§ **提示本文**:
══════════
都内で26日、Webブラウザ「Opera」のファンが集うユーザーミーティングが開催された。会場となった目黒区のOpera Software東京オフィスには30名近くのOperaユーザーが足を運び、交流や意見交換を楽しんだ。そのミーティングの名称は……「Opera東京オフィスにピザをおごらせるオフ」とされていた。

ユーザーミーティングで、なぜか「ピザパーティー」が強調されていたOpera Software東京オフィス

前述の名称はもちろんジョークだが、Opera Softwareからは実際に"同社のおごりで"ピザが提供された。これは米テキサス大学オースティン校で昨年夏に開催されたOperaのユーザーミーティングに端を発するもので、そのミーティングに関連して同社技術エバンジェリストのDaniel Goldman氏が「(学校で)同様のOperaユーザーミーティングを開くなら連絡してください。Operaからピザ・飲み物代を送ることもあります」とBlogで発言していたのを日本のユーザーが発見し、国内でもミーティングを企画したところ、同社東京オフィスがピザ代と会場の提供を快諾した――という経緯でこの会が開催されたため。

参加者は、Operaが日本語表示に対応して間もないころから使っているという上級者から、最近のバージョン9以降に使い始めたという比較的新しいユーザーまでさまざまだったが、Operaを選択した理由としては、Webページ表示速度の速さ、マウスジェスチャーやズームなどの便利で使いやすい機能、性能の限られたマシンでの実用性、安全性といったものが挙がっていた。
══════════
§ **提供レコード**:
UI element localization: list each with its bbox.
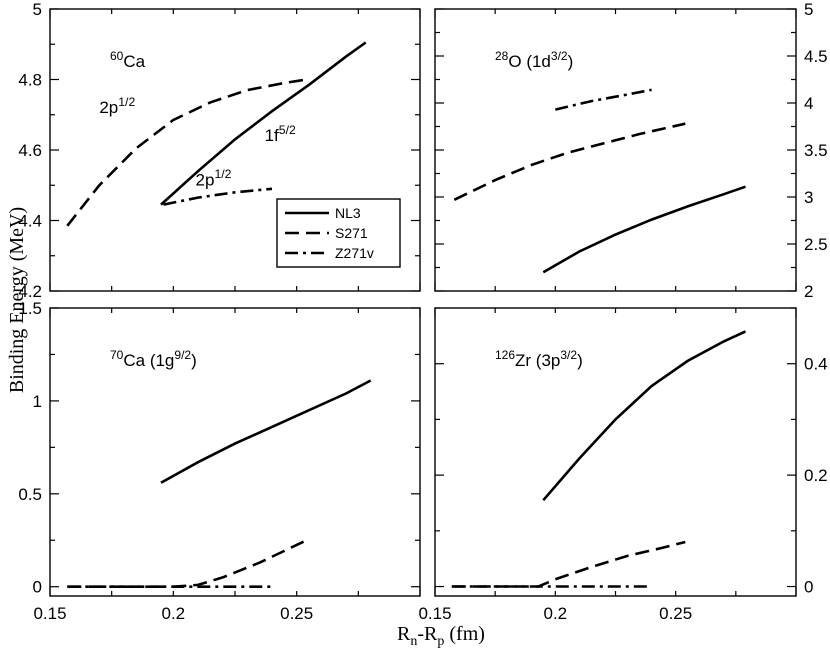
══════════
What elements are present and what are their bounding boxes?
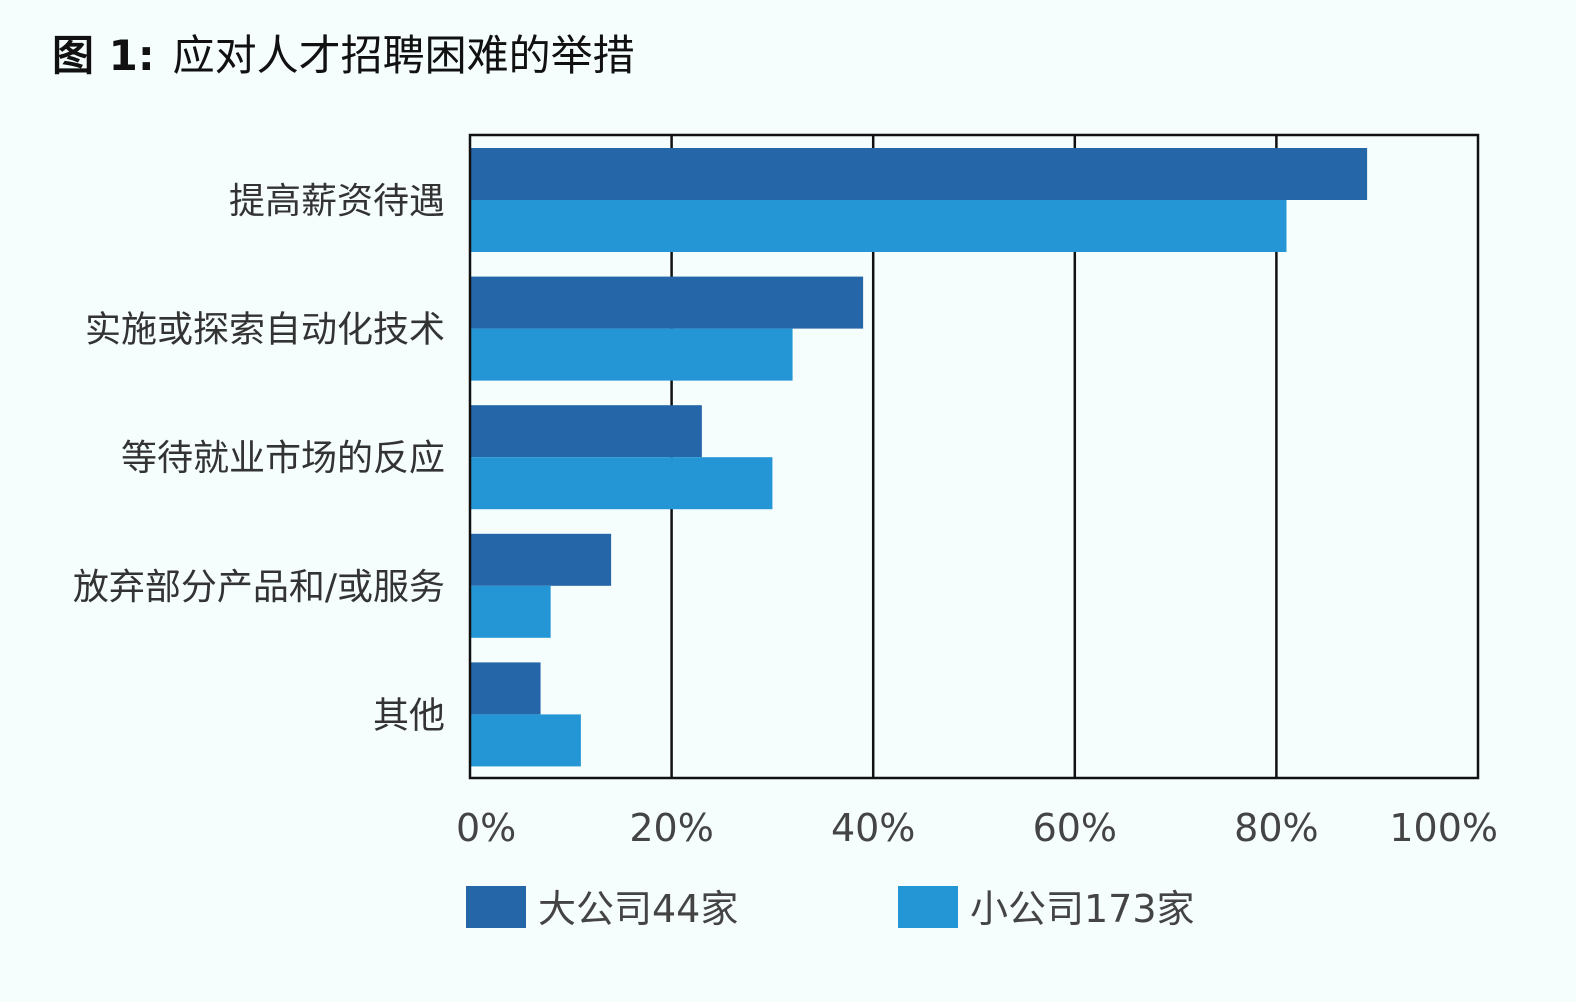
══════════
§ **作業指示**:
1. Operaユーザーミーティングの記事のうち、「ユーザーミーティングで、なぜ」と「といったものが挙がっていた。」の間を、両端を含めてそのまま書き写してください。
2. Operaユーザーミーティングの記事で、参加者がOperaを選んだ理由として挙げたものをすべて書き出すこと。
3. Operaユーザーミーティングの記事によると、会場に足を運んだOperaユーザーは何名ほどか。

§ **各課題の解答**:
1.
ユーザーミーティングで、なぜか「ピザパーティー」が強調されていたOpera Software東京オフィス

前述の名称はもちろんジョークだが、Opera Softwareからは実際に"同社のおごりで"ピザが提供された。これは米テキサス大学オースティン校で昨年夏に開催されたOperaのユーザーミーティングに端を発するもので、そのミーティングに関連して同社技術エバンジェリストのDaniel Goldman氏が「(学校で)同様のOperaユーザーミーティングを開くなら連絡してください。Operaからピザ・飲み物代を送ることもあります」とBlogで発言していたのを日本のユーザーが発見し、国内でもミーティングを企画したところ、同社東京オフィスがピザ代と会場の提供を快諾した――という経緯でこの会が開催されたため。

参加者は、Operaが日本語表示に対応して間もないころから使っているという上級者から、最近のバージョン9以降に使い始めたという比較的新しいユーザーまでさまざまだったが、Operaを選択した理由としては、Webページ表示速度の速さ、マウスジェスチャーやズームなどの便利で使いやすい機能、性能の限られたマシンでの実用性、安全性といったものが挙がっていた。

2.
・Webページ表示速度の速さ
・マウスジェスチャーやズームなどの便利で使いやすい機能
・性能の限られたマシンでの実用性
・安全性

3. 30名近く。